— begin —

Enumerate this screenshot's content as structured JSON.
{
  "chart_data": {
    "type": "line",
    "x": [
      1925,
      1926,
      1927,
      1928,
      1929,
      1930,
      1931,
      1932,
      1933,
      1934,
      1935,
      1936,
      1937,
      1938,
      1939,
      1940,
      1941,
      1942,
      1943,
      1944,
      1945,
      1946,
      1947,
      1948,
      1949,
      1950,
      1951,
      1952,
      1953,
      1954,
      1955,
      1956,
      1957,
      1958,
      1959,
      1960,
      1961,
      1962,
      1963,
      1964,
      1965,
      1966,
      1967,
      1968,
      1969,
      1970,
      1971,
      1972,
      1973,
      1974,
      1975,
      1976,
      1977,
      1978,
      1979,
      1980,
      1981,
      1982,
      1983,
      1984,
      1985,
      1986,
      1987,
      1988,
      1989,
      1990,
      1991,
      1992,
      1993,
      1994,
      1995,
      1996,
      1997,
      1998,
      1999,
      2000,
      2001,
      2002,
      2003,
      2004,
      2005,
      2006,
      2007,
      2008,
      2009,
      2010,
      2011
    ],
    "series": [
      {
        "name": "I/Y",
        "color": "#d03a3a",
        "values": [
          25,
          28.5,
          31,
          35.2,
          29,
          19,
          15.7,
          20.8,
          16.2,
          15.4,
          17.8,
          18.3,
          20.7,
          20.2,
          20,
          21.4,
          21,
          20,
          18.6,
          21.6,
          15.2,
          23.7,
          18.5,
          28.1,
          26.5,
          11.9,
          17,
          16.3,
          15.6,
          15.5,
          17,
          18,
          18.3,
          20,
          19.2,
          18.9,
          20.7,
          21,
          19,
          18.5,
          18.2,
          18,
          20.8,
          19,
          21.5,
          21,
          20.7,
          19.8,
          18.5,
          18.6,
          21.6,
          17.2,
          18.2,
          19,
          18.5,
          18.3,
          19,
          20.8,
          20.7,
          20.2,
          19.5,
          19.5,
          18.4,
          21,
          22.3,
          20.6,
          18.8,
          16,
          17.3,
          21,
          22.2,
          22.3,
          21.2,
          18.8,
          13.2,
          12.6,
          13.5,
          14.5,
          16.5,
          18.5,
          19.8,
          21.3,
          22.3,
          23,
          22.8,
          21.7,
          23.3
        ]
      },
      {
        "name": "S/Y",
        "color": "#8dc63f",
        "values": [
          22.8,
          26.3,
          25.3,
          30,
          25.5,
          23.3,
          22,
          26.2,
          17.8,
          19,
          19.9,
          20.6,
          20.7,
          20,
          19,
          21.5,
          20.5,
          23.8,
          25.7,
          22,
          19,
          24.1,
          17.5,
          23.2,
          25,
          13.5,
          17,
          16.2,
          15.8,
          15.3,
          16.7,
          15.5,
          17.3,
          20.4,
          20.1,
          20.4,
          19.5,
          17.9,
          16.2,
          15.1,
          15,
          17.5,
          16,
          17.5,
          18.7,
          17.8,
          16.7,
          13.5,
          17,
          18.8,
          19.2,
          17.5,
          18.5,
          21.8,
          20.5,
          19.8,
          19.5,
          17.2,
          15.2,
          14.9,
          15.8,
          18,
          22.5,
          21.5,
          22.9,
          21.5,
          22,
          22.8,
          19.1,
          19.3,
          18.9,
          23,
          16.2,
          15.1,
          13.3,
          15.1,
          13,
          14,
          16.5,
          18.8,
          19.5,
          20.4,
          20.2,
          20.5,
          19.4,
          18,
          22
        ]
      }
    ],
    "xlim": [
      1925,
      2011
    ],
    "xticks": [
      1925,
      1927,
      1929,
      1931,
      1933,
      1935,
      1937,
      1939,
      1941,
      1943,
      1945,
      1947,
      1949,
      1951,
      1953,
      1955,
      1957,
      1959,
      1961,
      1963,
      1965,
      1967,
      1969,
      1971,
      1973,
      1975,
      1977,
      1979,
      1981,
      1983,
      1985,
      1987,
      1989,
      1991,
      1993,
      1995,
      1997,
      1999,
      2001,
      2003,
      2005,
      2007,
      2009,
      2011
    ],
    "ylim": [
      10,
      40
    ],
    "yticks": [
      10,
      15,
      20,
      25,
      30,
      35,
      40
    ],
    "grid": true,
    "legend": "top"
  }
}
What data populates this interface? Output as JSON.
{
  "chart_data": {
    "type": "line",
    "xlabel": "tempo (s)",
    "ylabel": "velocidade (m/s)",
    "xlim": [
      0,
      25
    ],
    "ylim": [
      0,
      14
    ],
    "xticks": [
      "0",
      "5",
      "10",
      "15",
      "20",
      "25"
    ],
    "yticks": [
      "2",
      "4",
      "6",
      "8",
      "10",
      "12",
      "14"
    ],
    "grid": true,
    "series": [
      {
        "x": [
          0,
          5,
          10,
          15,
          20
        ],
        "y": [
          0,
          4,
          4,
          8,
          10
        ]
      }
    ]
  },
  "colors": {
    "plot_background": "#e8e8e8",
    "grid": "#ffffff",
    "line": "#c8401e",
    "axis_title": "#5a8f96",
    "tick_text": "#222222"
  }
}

— end —

■ **REQUIRED TASK**: Beginning at the line where "What data populates" appears, extract each line through the end of the data above; keep them exact and include nothing else.

■ **SOLUTION TO THIS TASK**:
What data populates this interface? Output as JSON.
{
  "chart_data": {
    "type": "line",
    "xlabel": "tempo (s)",
    "ylabel": "velocidade (m/s)",
    "xlim": [
      0,
      25
    ],
    "ylim": [
      0,
      14
    ],
    "xticks": [
      "0",
      "5",
      "10",
      "15",
      "20",
      "25"
    ],
    "yticks": [
      "2",
      "4",
      "6",
      "8",
      "10",
      "12",
      "14"
    ],
    "grid": true,
    "series": [
      {
        "x": [
          0,
          5,
          10,
          15,
          20
        ],
        "y": [
          0,
          4,
          4,
          8,
          10
        ]
      }
    ]
  },
  "colors": {
    "plot_background": "#e8e8e8",
    "grid": "#ffffff",
    "line": "#c8401e",
    "axis_title": "#5a8f96",
    "tick_text": "#222222"
  }
}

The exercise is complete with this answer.